DIRECTION: Can you restate the records below word for word?

─── THE DATA ───

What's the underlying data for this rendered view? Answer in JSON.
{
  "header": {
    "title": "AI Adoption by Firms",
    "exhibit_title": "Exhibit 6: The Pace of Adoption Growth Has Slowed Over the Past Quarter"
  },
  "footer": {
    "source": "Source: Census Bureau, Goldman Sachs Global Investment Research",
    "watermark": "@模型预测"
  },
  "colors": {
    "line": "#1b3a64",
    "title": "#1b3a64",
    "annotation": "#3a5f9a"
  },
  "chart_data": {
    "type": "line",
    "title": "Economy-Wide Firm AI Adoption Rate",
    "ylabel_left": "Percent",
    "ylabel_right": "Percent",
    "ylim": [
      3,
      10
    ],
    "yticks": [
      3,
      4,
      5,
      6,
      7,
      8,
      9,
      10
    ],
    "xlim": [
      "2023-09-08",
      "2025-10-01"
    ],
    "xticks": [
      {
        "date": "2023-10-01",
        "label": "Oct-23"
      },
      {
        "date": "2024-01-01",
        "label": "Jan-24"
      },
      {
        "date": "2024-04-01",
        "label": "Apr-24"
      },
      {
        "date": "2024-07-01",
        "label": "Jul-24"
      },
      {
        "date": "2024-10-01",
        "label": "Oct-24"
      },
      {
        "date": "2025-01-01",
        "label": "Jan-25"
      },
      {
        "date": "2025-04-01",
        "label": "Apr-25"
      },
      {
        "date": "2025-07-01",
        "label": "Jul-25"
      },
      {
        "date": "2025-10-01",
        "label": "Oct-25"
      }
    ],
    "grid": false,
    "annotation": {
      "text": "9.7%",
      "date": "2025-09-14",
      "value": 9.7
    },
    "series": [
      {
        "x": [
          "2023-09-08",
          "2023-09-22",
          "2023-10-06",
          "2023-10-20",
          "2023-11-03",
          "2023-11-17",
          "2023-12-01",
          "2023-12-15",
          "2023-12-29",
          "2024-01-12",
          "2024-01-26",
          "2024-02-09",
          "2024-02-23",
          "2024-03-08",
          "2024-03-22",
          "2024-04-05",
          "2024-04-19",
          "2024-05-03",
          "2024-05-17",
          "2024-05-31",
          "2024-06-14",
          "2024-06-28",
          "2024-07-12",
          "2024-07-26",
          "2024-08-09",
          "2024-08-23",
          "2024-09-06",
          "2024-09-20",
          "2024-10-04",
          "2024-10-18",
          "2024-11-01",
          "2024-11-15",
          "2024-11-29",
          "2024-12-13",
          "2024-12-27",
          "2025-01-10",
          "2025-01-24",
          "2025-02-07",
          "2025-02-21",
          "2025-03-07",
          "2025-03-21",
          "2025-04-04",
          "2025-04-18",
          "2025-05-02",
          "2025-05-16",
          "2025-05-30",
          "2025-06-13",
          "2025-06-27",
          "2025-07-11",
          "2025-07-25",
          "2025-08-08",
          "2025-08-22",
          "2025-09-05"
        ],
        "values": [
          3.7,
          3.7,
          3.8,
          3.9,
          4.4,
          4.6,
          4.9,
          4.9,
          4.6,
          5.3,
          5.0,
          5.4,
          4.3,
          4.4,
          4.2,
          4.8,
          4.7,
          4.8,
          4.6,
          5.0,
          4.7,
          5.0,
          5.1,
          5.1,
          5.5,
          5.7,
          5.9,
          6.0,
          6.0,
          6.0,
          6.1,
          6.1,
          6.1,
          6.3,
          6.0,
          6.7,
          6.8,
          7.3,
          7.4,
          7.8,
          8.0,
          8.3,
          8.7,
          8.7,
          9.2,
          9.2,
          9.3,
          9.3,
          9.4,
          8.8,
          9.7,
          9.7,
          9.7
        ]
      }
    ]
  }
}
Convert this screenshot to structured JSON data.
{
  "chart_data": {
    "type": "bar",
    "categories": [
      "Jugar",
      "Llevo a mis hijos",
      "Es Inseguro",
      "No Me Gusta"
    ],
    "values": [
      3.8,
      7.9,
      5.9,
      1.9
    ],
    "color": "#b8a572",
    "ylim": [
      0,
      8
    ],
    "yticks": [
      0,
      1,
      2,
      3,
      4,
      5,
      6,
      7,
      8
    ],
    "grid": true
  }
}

───

REPLY:
What's the underlying data for this rendered view? Answer in JSON.
{
  "header": {
    "title": "AI Adoption by Firms",
    "exhibit_title": "Exhibit 6: The Pace of Adoption Growth Has Slowed Over the Past Quarter"
  },
  "footer": {
    "source": "Source: Census Bureau, Goldman Sachs Global Investment Research",
    "watermark": "@模型预测"
  },
  "colors": {
    "line": "#1b3a64",
    "title": "#1b3a64",
    "annotation": "#3a5f9a"
  },
  "chart_data": {
    "type": "line",
    "title": "Economy-Wide Firm AI Adoption Rate",
    "ylabel_left": "Percent",
    "ylabel_right": "Percent",
    "ylim": [
      3,
      10
    ],
    "yticks": [
      3,
      4,
      5,
      6,
      7,
      8,
      9,
      10
    ],
    "xlim": [
      "2023-09-08",
      "2025-10-01"
    ],
    "xticks": [
      {
        "date": "2023-10-01",
        "label": "Oct-23"
      },
      {
        "date": "2024-01-01",
        "label": "Jan-24"
      },
      {
        "date": "2024-04-01",
        "label": "Apr-24"
      },
      {
        "date": "2024-07-01",
        "label": "Jul-24"
      },
      {
        "date": "2024-10-01",
        "label": "Oct-24"
      },
      {
        "date": "2025-01-01",
        "label": "Jan-25"
      },
      {
        "date": "2025-04-01",
        "label": "Apr-25"
      },
      {
        "date": "2025-07-01",
        "label": "Jul-25"
      },
      {
        "date": "2025-10-01",
        "label": "Oct-25"
      }
    ],
    "grid": false,
    "annotation": {
      "text": "9.7%",
      "date": "2025-09-14",
      "value": 9.7
    },
    "series": [
      {
        "x": [
          "2023-09-08",
          "2023-09-22",
          "2023-10-06",
          "2023-10-20",
          "2023-11-03",
          "2023-11-17",
          "2023-12-01",
          "2023-12-15",
          "2023-12-29",
          "2024-01-12",
          "2024-01-26",
          "2024-02-09",
          "2024-02-23",
          "2024-03-08",
          "2024-03-22",
          "2024-04-05",
          "2024-04-19",
          "2024-05-03",
          "2024-05-17",
          "2024-05-31",
          "2024-06-14",
          "2024-06-28",
          "2024-07-12",
          "2024-07-26",
          "2024-08-09",
          "2024-08-23",
          "2024-09-06",
          "2024-09-20",
          "2024-10-04",
          "2024-10-18",
          "2024-11-01",
          "2024-11-15",
          "2024-11-29",
          "2024-12-13",
          "2024-12-27",
          "2025-01-10",
          "2025-01-24",
          "2025-02-07",
          "2025-02-21",
          "2025-03-07",
          "2025-03-21",
          "2025-04-04",
          "2025-04-18",
          "2025-05-02",
          "2025-05-16",
          "2025-05-30",
          "2025-06-13",
          "2025-06-27",
          "2025-07-11",
          "2025-07-25",
          "2025-08-08",
          "2025-08-22",
          "2025-09-05"
        ],
        "values": [
          3.7,
          3.7,
          3.8,
          3.9,
          4.4,
          4.6,
          4.9,
          4.9,
          4.6,
          5.3,
          5.0,
          5.4,
          4.3,
          4.4,
          4.2,
          4.8,
          4.7,
          4.8,
          4.6,
          5.0,
          4.7,
          5.0,
          5.1,
          5.1,
          5.5,
          5.7,
          5.9,
          6.0,
          6.0,
          6.0,
          6.1,
          6.1,
          6.1,
          6.3,
          6.0,
          6.7,
          6.8,
          7.3,
          7.4,
          7.8,
          8.0,
          8.3,
          8.7,
          8.7,
          9.2,
          9.2,
          9.3,
          9.3,
          9.4,
          8.8,
          9.7,
          9.7,
          9.7
        ]
      }
    ]
  }
}
Convert this screenshot to structured JSON data.
{
  "chart_data": {
    "type": "bar",
    "categories": [
      "Jugar",
      "Llevo a mis hijos",
      "Es Inseguro",
      "No Me Gusta"
    ],
    "values": [
      3.8,
      7.9,
      5.9,
      1.9
    ],
    "color": "#b8a572",
    "ylim": [
      0,
      8
    ],
    "yticks": [
      0,
      1,
      2,
      3,
      4,
      5,
      6,
      7,
      8
    ],
    "grid": true
  }
}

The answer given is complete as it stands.